▽

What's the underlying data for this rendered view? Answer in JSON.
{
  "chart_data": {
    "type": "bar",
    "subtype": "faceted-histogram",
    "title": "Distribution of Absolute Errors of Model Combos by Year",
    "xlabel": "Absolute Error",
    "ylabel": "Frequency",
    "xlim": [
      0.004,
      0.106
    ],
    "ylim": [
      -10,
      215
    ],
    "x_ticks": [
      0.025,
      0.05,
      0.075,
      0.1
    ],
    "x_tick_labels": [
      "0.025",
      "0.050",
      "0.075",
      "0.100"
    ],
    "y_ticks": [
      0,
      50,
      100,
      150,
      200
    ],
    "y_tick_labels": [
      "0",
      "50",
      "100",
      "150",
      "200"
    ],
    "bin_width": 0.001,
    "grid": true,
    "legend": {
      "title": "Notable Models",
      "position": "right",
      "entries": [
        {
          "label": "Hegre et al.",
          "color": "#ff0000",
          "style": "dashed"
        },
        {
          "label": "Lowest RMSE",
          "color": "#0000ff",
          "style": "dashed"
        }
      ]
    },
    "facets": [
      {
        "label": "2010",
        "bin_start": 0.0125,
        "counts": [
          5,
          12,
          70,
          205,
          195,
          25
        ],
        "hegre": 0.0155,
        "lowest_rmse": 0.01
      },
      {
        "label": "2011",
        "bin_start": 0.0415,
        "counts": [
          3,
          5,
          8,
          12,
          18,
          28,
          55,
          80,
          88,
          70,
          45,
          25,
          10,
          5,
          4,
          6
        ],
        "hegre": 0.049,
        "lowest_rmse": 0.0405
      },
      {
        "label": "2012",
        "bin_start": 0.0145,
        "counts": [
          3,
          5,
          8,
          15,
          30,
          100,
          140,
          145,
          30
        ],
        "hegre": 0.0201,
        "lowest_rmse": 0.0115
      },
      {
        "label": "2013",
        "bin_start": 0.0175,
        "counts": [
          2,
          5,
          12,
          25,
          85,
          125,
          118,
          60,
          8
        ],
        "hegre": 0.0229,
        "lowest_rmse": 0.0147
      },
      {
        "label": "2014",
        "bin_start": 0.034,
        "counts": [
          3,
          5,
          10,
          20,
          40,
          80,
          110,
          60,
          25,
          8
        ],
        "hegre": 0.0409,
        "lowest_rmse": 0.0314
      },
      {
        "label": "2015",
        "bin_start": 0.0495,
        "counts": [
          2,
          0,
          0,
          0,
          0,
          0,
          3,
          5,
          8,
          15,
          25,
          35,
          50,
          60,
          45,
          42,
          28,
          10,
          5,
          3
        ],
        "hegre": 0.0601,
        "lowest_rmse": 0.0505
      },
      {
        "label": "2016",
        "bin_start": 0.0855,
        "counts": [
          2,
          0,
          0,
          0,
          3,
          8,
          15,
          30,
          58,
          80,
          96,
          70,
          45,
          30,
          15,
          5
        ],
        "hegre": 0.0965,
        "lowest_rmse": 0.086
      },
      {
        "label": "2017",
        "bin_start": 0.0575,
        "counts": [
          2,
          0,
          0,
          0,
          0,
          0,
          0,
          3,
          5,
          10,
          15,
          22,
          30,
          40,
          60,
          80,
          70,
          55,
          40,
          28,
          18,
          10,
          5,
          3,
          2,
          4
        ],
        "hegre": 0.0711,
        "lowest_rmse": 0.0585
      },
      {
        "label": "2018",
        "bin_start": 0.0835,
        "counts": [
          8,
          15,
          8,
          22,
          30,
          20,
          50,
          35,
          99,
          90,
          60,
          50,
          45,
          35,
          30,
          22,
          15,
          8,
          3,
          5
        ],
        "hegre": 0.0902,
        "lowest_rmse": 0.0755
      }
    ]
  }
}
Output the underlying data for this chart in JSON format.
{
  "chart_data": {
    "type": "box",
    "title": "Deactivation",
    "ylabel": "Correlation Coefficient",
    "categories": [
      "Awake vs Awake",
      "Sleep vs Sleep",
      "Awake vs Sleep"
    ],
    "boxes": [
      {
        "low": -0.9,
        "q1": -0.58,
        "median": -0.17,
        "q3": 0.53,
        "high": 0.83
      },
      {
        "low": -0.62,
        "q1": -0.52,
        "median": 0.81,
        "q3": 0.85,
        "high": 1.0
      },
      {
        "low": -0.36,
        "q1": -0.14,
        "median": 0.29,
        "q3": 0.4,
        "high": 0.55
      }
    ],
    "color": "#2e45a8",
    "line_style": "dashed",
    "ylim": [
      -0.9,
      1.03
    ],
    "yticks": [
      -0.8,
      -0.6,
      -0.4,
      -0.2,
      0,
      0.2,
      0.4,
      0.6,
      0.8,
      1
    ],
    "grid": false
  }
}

△

*PROBLEM DETAILS*.
Starting at the line that contains "Output the underlying", output each remaining line of the listing, the last line included, exactly as it appears.

*EXERCISE RESULT*.
Output the underlying data for this chart in JSON format.
{
  "chart_data": {
    "type": "box",
    "title": "Deactivation",
    "ylabel": "Correlation Coefficient",
    "categories": [
      "Awake vs Awake",
      "Sleep vs Sleep",
      "Awake vs Sleep"
    ],
    "boxes": [
      {
        "low": -0.9,
        "q1": -0.58,
        "median": -0.17,
        "q3": 0.53,
        "high": 0.83
      },
      {
        "low": -0.62,
        "q1": -0.52,
        "median": 0.81,
        "q3": 0.85,
        "high": 1.0
      },
      {
        "low": -0.36,
        "q1": -0.14,
        "median": 0.29,
        "q3": 0.4,
        "high": 0.55
      }
    ],
    "color": "#2e45a8",
    "line_style": "dashed",
    "ylim": [
      -0.9,
      1.03
    ],
    "yticks": [
      -0.8,
      -0.6,
      -0.4,
      -0.2,
      0,
      0.2,
      0.4,
      0.6,
      0.8,
      1
    ],
    "grid": false
  }
}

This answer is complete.